» Given exercise: Output the entries word for word. Omit images.

» Extracted data:

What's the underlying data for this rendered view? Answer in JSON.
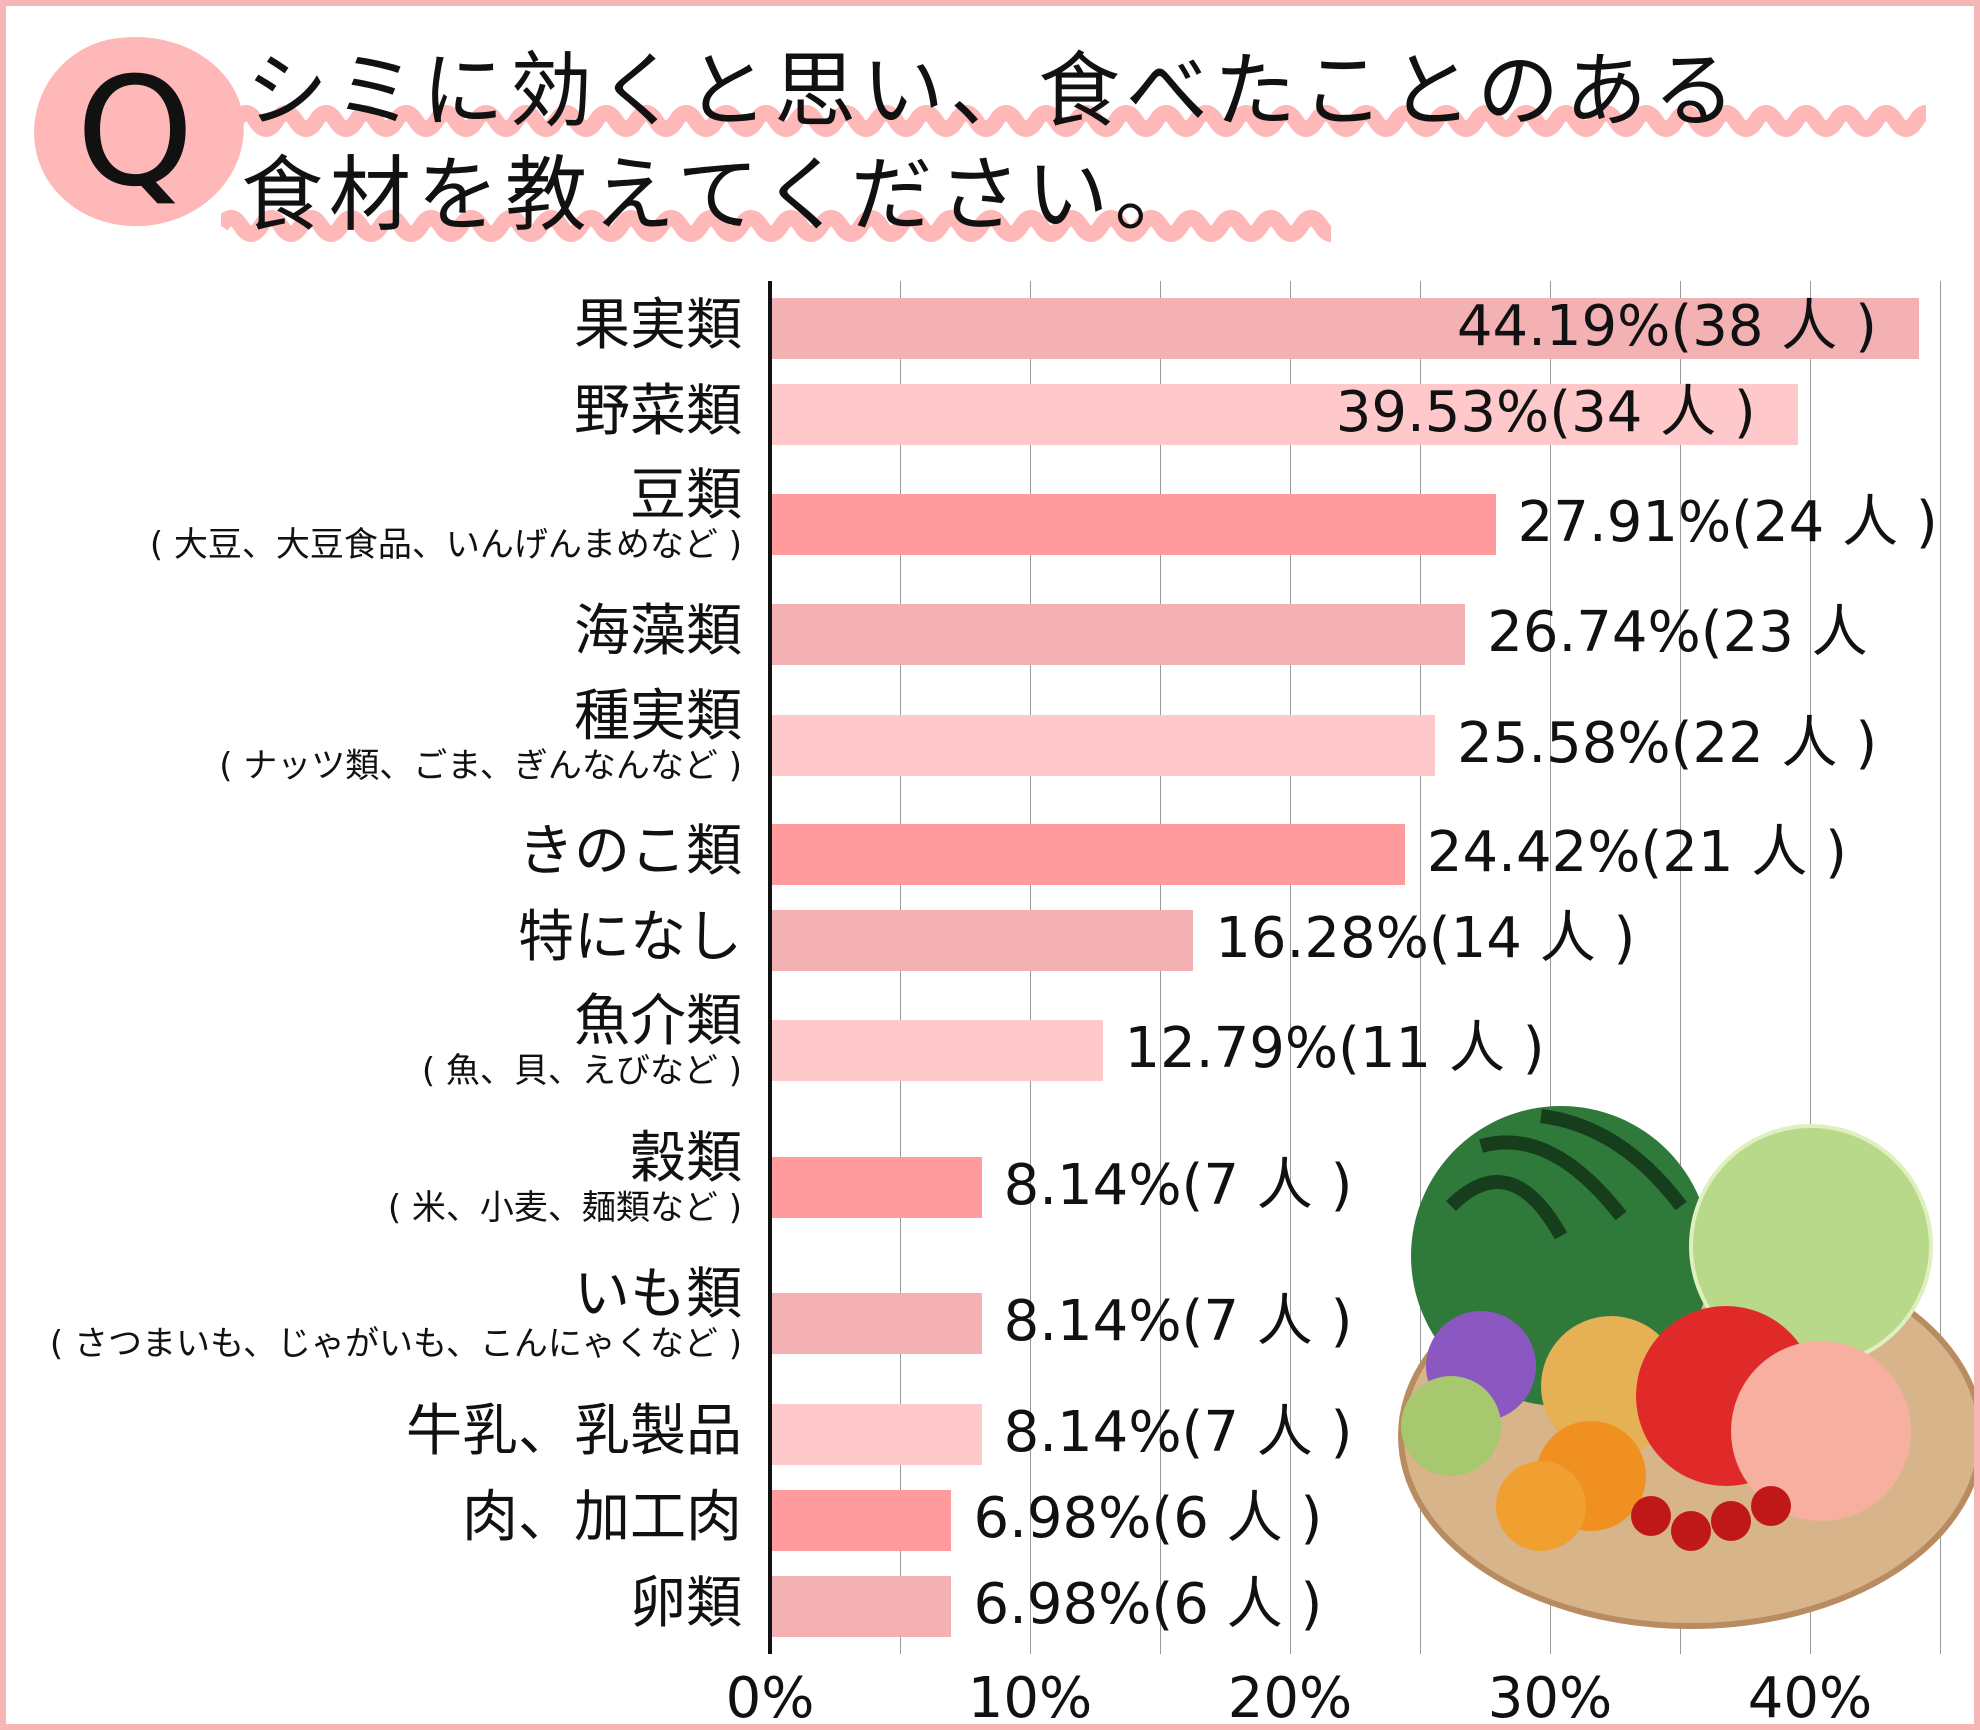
{
  "title": {
    "q": "Q",
    "line1": "シミに効くと思い、食べたことのある",
    "line2": "食材を教えてください。"
  },
  "chart_data": {
    "type": "bar",
    "orientation": "horizontal",
    "title": "シミに効くと思い、食べたことのある食材を教えてください。",
    "xlim": [
      0,
      45
    ],
    "grid": true,
    "x_ticks": [
      "0%",
      "10%",
      "20%",
      "30%",
      "40%"
    ],
    "categories": [
      {
        "label": "果実類",
        "sub": "",
        "value": 44.19,
        "count": 38,
        "text": "44.19%(38 人 )"
      },
      {
        "label": "野菜類",
        "sub": "",
        "value": 39.53,
        "count": 34,
        "text": "39.53%(34 人 )"
      },
      {
        "label": "豆類",
        "sub": "( 大豆、大豆食品、いんげんまめなど )",
        "value": 27.91,
        "count": 24,
        "text": "27.91%(24 人 )"
      },
      {
        "label": "海藻類",
        "sub": "",
        "value": 26.74,
        "count": 23,
        "text": "26.74%(23 人"
      },
      {
        "label": "種実類",
        "sub": "( ナッツ類、ごま、ぎんなんなど )",
        "value": 25.58,
        "count": 22,
        "text": "25.58%(22 人 )"
      },
      {
        "label": "きのこ類",
        "sub": "",
        "value": 24.42,
        "count": 21,
        "text": "24.42%(21 人 )"
      },
      {
        "label": "特になし",
        "sub": "",
        "value": 16.28,
        "count": 14,
        "text": "16.28%(14 人 )"
      },
      {
        "label": "魚介類",
        "sub": "( 魚、貝、えびなど )",
        "value": 12.79,
        "count": 11,
        "text": "12.79%(11 人 )"
      },
      {
        "label": "穀類",
        "sub": "( 米、小麦、麺類など )",
        "value": 8.14,
        "count": 7,
        "text": "8.14%(7 人 )"
      },
      {
        "label": "いも類",
        "sub": "( さつまいも、じゃがいも、こんにゃくなど )",
        "value": 8.14,
        "count": 7,
        "text": "8.14%(7 人 )"
      },
      {
        "label": "牛乳、乳製品",
        "sub": "",
        "value": 8.14,
        "count": 7,
        "text": "8.14%(7 人 )"
      },
      {
        "label": "肉、加工肉",
        "sub": "",
        "value": 6.98,
        "count": 6,
        "text": "6.98%(6 人 )"
      },
      {
        "label": "卵類",
        "sub": "",
        "value": 6.98,
        "count": 6,
        "text": "6.98%(6 人 )"
      }
    ],
    "colors": [
      "#f4b1b3",
      "#ffc9cb",
      "#ff9b9c"
    ]
  }
}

» Task output:
What's the underlying data for this rendered view? Answer in JSON.
{
  "title": {
    "q": "Q",
    "line1": "シミに効くと思い、食べたことのある",
    "line2": "食材を教えてください。"
  },
  "chart_data": {
    "type": "bar",
    "orientation": "horizontal",
    "title": "シミに効くと思い、食べたことのある食材を教えてください。",
    "xlim": [
      0,
      45
    ],
    "grid": true,
    "x_ticks": [
      "0%",
      "10%",
      "20%",
      "30%",
      "40%"
    ],
    "categories": [
      {
        "label": "果実類",
        "sub": "",
        "value": 44.19,
        "count": 38,
        "text": "44.19%(38 人 )"
      },
      {
        "label": "野菜類",
        "sub": "",
        "value": 39.53,
        "count": 34,
        "text": "39.53%(34 人 )"
      },
      {
        "label": "豆類",
        "sub": "( 大豆、大豆食品、いんげんまめなど )",
        "value": 27.91,
        "count": 24,
        "text": "27.91%(24 人 )"
      },
      {
        "label": "海藻類",
        "sub": "",
        "value": 26.74,
        "count": 23,
        "text": "26.74%(23 人"
      },
      {
        "label": "種実類",
        "sub": "( ナッツ類、ごま、ぎんなんなど )",
        "value": 25.58,
        "count": 22,
        "text": "25.58%(22 人 )"
      },
      {
        "label": "きのこ類",
        "sub": "",
        "value": 24.42,
        "count": 21,
        "text": "24.42%(21 人 )"
      },
      {
        "label": "特になし",
        "sub": "",
        "value": 16.28,
        "count": 14,
        "text": "16.28%(14 人 )"
      },
      {
        "label": "魚介類",
        "sub": "( 魚、貝、えびなど )",
        "value": 12.79,
        "count": 11,
        "text": "12.79%(11 人 )"
      },
      {
        "label": "穀類",
        "sub": "( 米、小麦、麺類など )",
        "value": 8.14,
        "count": 7,
        "text": "8.14%(7 人 )"
      },
      {
        "label": "いも類",
        "sub": "( さつまいも、じゃがいも、こんにゃくなど )",
        "value": 8.14,
        "count": 7,
        "text": "8.14%(7 人 )"
      },
      {
        "label": "牛乳、乳製品",
        "sub": "",
        "value": 8.14,
        "count": 7,
        "text": "8.14%(7 人 )"
      },
      {
        "label": "肉、加工肉",
        "sub": "",
        "value": 6.98,
        "count": 6,
        "text": "6.98%(6 人 )"
      },
      {
        "label": "卵類",
        "sub": "",
        "value": 6.98,
        "count": 6,
        "text": "6.98%(6 人 )"
      }
    ],
    "colors": [
      "#f4b1b3",
      "#ffc9cb",
      "#ff9b9c"
    ]
  }
}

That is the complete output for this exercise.